In the records below, find each line containing the word "text" and copy it.

## start DATASET RECORDS

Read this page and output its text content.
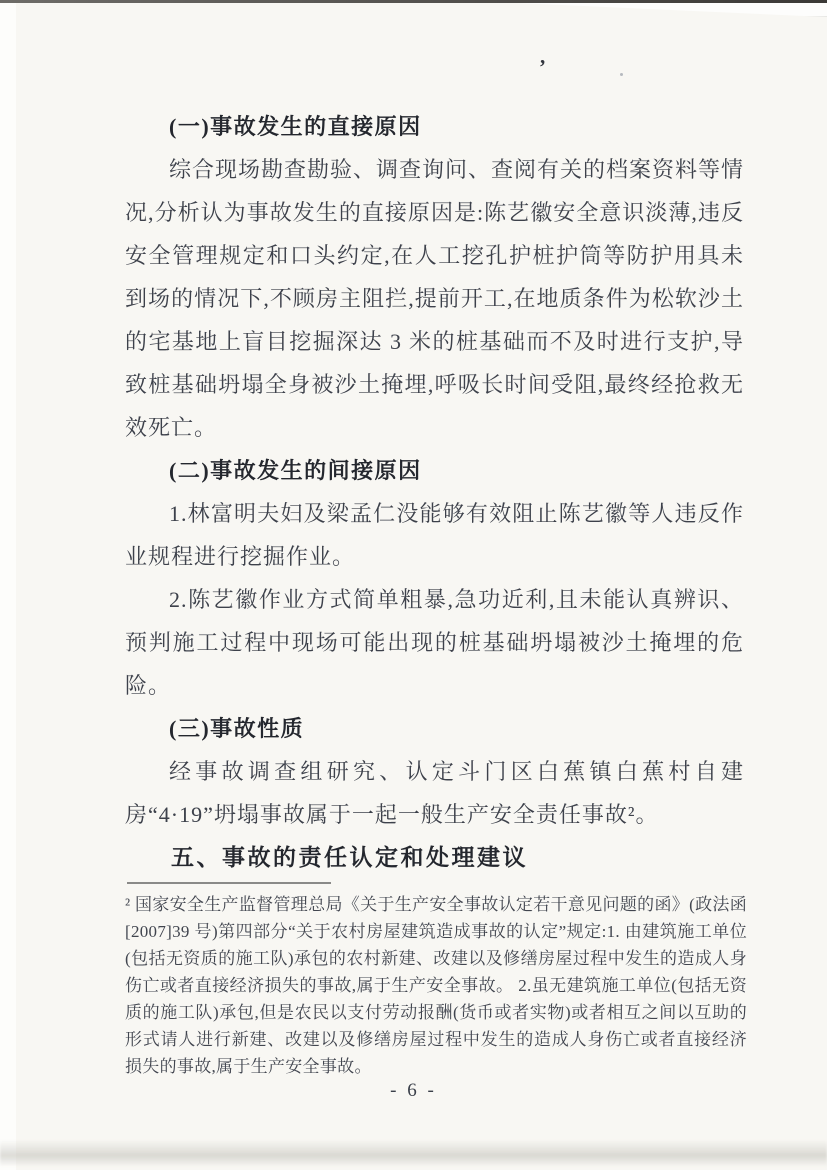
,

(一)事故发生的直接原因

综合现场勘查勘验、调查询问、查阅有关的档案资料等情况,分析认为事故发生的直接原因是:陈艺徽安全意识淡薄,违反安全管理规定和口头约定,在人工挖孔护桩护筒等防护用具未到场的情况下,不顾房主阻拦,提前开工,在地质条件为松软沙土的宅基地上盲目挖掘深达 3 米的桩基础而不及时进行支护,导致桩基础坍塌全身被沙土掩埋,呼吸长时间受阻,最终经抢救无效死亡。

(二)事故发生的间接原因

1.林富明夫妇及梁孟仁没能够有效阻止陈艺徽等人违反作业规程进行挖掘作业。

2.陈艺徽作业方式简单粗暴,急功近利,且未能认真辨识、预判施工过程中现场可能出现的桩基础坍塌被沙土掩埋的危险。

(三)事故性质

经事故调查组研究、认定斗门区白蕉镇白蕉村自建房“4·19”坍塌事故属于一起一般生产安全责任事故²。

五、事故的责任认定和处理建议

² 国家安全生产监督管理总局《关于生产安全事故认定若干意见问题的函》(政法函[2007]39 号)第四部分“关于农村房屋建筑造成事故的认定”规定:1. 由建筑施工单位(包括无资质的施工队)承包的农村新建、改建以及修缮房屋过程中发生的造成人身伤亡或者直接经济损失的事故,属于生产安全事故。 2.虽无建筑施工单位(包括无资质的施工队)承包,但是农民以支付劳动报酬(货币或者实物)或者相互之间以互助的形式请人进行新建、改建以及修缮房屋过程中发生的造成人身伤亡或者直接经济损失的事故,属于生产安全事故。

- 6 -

## end DATASET RECORDS
## start DATASET RECORDS

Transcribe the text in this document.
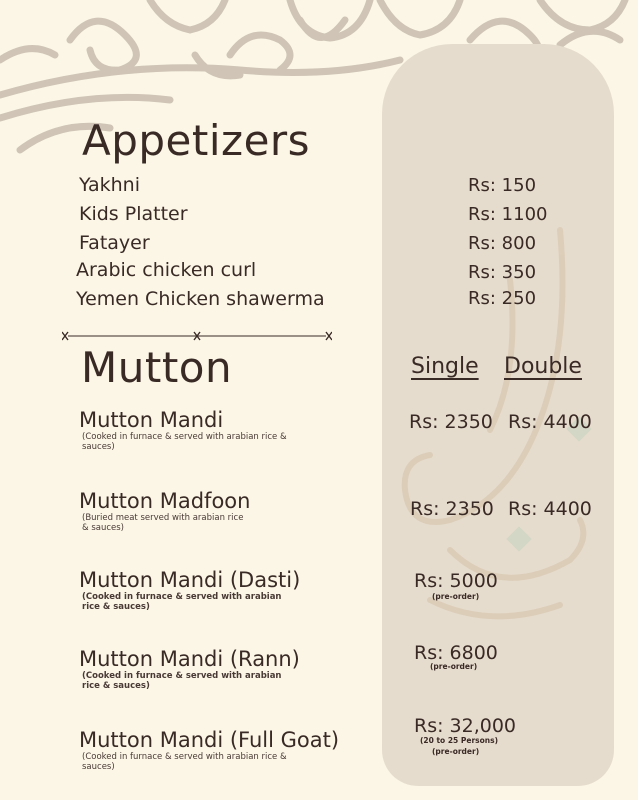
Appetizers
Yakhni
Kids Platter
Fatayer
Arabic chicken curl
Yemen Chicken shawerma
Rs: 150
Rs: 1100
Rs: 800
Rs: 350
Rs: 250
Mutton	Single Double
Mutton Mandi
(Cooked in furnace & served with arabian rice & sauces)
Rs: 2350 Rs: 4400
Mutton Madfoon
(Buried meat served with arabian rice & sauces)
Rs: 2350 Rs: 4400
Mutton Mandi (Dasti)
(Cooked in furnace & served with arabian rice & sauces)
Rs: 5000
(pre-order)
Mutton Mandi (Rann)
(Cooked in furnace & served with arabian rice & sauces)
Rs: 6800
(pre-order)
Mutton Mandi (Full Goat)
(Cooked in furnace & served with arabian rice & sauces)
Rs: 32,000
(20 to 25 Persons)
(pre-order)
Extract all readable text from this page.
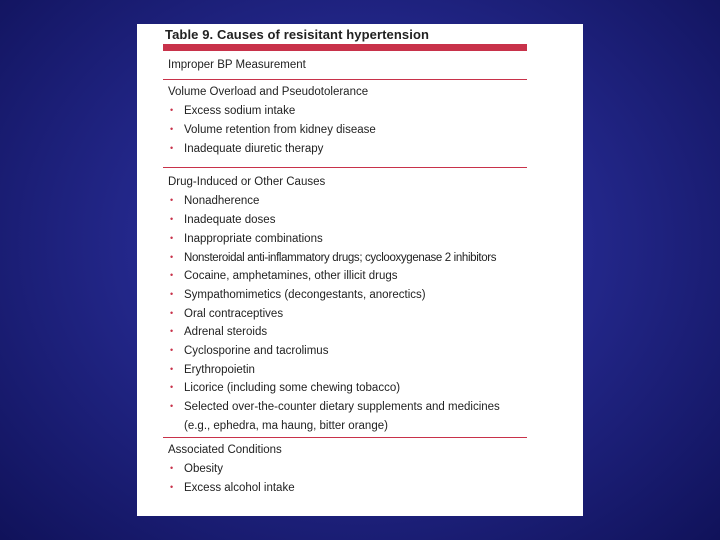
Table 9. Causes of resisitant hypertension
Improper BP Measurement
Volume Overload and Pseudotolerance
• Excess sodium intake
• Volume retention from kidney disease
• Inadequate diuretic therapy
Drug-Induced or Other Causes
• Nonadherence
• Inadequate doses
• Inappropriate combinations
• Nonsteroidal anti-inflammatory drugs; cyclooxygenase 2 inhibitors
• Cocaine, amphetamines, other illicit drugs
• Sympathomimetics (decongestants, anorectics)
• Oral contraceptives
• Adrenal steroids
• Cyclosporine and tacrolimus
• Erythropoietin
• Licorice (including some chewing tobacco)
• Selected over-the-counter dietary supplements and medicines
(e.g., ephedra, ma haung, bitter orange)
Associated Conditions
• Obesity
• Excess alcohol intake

## end DATASET RECORDS

SOLVED PROBLEM -
Read this page and output its text content.
Transcribe the text in this document.
Extract all readable text from this page.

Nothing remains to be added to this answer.